■ CHALLENGE
Extract the listing below in full, unchanged.

■ THE INPUT
········

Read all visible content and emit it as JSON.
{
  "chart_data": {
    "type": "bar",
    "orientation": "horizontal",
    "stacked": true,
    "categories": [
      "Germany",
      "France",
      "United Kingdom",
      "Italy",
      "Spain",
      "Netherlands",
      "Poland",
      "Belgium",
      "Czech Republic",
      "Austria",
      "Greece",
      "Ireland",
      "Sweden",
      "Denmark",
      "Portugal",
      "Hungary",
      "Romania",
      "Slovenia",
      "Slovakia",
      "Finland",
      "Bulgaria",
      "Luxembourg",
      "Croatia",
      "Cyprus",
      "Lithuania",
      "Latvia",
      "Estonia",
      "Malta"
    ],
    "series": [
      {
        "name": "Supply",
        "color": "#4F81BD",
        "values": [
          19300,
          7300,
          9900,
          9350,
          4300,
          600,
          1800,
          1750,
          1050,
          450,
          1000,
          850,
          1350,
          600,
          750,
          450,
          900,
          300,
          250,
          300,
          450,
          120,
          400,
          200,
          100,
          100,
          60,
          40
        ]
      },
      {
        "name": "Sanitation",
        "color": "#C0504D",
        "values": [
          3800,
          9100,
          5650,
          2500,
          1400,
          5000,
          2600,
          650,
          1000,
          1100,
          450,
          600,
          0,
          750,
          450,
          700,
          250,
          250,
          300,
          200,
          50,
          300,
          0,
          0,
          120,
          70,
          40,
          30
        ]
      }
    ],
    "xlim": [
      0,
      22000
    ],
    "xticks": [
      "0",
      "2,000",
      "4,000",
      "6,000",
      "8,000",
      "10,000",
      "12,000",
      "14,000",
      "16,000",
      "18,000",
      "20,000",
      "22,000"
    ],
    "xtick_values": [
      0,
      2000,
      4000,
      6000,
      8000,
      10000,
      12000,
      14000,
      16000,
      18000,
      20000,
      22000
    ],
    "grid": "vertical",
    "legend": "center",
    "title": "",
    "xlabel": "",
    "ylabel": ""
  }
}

········

■ RESULT
Read all visible content and emit it as JSON.
{
  "chart_data": {
    "type": "bar",
    "orientation": "horizontal",
    "stacked": true,
    "categories": [
      "Germany",
      "France",
      "United Kingdom",
      "Italy",
      "Spain",
      "Netherlands",
      "Poland",
      "Belgium",
      "Czech Republic",
      "Austria",
      "Greece",
      "Ireland",
      "Sweden",
      "Denmark",
      "Portugal",
      "Hungary",
      "Romania",
      "Slovenia",
      "Slovakia",
      "Finland",
      "Bulgaria",
      "Luxembourg",
      "Croatia",
      "Cyprus",
      "Lithuania",
      "Latvia",
      "Estonia",
      "Malta"
    ],
    "series": [
      {
        "name": "Supply",
        "color": "#4F81BD",
        "values": [
          19300,
          7300,
          9900,
          9350,
          4300,
          600,
          1800,
          1750,
          1050,
          450,
          1000,
          850,
          1350,
          600,
          750,
          450,
          900,
          300,
          250,
          300,
          450,
          120,
          400,
          200,
          100,
          100,
          60,
          40
        ]
      },
      {
        "name": "Sanitation",
        "color": "#C0504D",
        "values": [
          3800,
          9100,
          5650,
          2500,
          1400,
          5000,
          2600,
          650,
          1000,
          1100,
          450,
          600,
          0,
          750,
          450,
          700,
          250,
          250,
          300,
          200,
          50,
          300,
          0,
          0,
          120,
          70,
          40,
          30
        ]
      }
    ],
    "xlim": [
      0,
      22000
    ],
    "xticks": [
      "0",
      "2,000",
      "4,000",
      "6,000",
      "8,000",
      "10,000",
      "12,000",
      "14,000",
      "16,000",
      "18,000",
      "20,000",
      "22,000"
    ],
    "xtick_values": [
      0,
      2000,
      4000,
      6000,
      8000,
      10000,
      12000,
      14000,
      16000,
      18000,
      20000,
      22000
    ],
    "grid": "vertical",
    "legend": "center",
    "title": "",
    "xlabel": "",
    "ylabel": ""
  }
}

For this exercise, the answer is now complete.